Rewrite the material below, swapping every occurrence of "min 50" for "min 60" and leaving everything else unchanged. Omit the pictures from your answer.

[EXERCISE INPUTS]
--

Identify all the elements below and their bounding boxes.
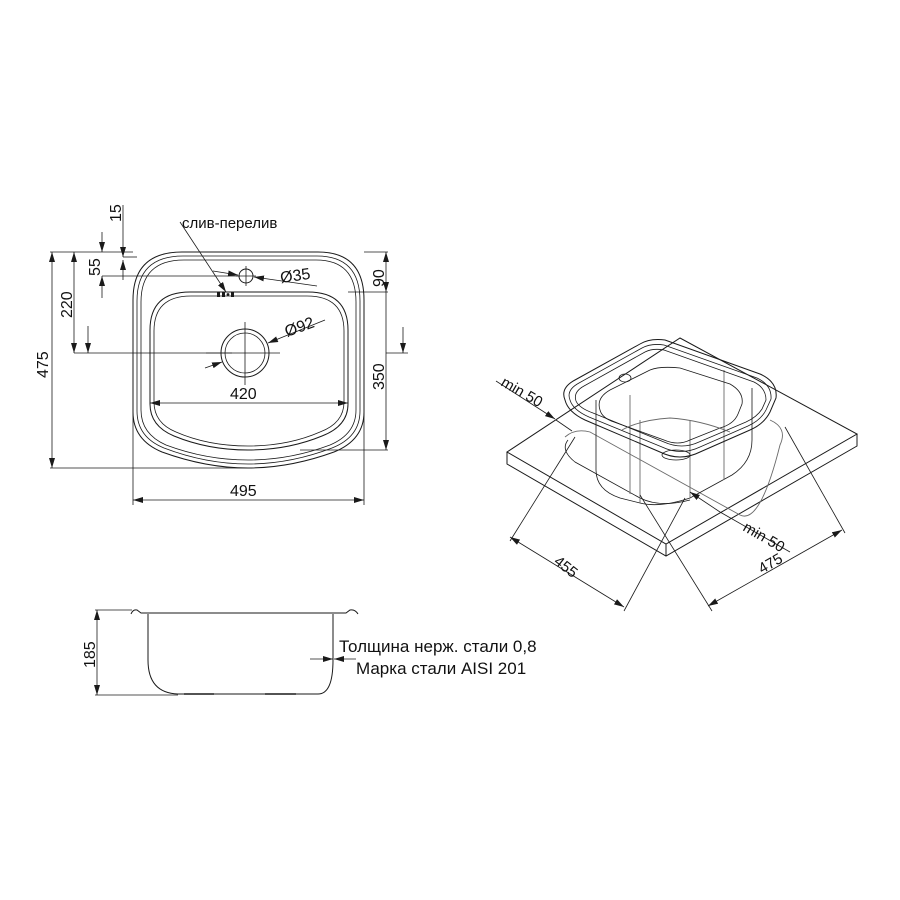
dim-dia35: Ø35 <box>279 266 311 287</box>
note-steel-grade: Марка стали AISI 201 <box>356 659 526 678</box>
isometric-view <box>506 337 859 557</box>
dim-185: 185 <box>82 641 99 668</box>
dim-495: 495 <box>230 483 257 500</box>
iso-dimensions <box>495 380 846 612</box>
overflow-slot-icon <box>217 292 234 297</box>
iso-min50-left: min 50 <box>498 374 545 411</box>
dim-55: 55 <box>87 258 104 276</box>
top-view <box>132 251 365 469</box>
iso-drain <box>661 449 691 461</box>
iso-min50-right: min 50 <box>740 519 787 556</box>
iso-dim-475: 475 <box>756 550 786 577</box>
dim-220: 220 <box>59 291 76 318</box>
dim-420: 420 <box>230 386 257 403</box>
dim-475: 475 <box>35 351 52 378</box>
note-thickness: Толщина нерж. стали 0,8 <box>339 637 537 656</box>
dim-15: 15 <box>108 204 125 222</box>
dim-dia92: Ø92 <box>283 314 317 340</box>
top-view-dimensions <box>49 205 408 505</box>
overflow-label: слив-перелив <box>182 215 277 232</box>
dim-350: 350 <box>371 363 388 390</box>
iso-overflow-hole <box>618 373 632 383</box>
dim-90: 90 <box>371 269 388 287</box>
side-view <box>94 609 359 696</box>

--

[SOLUTION TO THIS PROBLEM]
Identify all the elements below and their bounding boxes.
dim-dia35: Ø35 <box>279 266 311 287</box>
note-steel-grade: Марка стали AISI 201 <box>356 659 526 678</box>
isometric-view <box>506 337 859 557</box>
dim-185: 185 <box>82 641 99 668</box>
dim-495: 495 <box>230 483 257 500</box>
iso-dimensions <box>495 380 846 612</box>
overflow-slot-icon <box>217 292 234 297</box>
iso-min50-left: min 60 <box>498 374 545 411</box>
dim-55: 55 <box>87 258 104 276</box>
top-view <box>132 251 365 469</box>
iso-drain <box>661 449 691 461</box>
iso-min50-right: min 60 <box>740 519 787 556</box>
iso-dim-475: 475 <box>756 550 786 577</box>
dim-220: 220 <box>59 291 76 318</box>
dim-420: 420 <box>230 386 257 403</box>
dim-475: 475 <box>35 351 52 378</box>
note-thickness: Толщина нерж. стали 0,8 <box>339 637 537 656</box>
dim-15: 15 <box>108 204 125 222</box>
dim-dia92: Ø92 <box>283 314 317 340</box>
top-view-dimensions <box>49 205 408 505</box>
overflow-label: слив-перелив <box>182 215 277 232</box>
dim-350: 350 <box>371 363 388 390</box>
iso-overflow-hole <box>618 373 632 383</box>
dim-90: 90 <box>371 269 388 287</box>
side-view <box>94 609 359 696</box>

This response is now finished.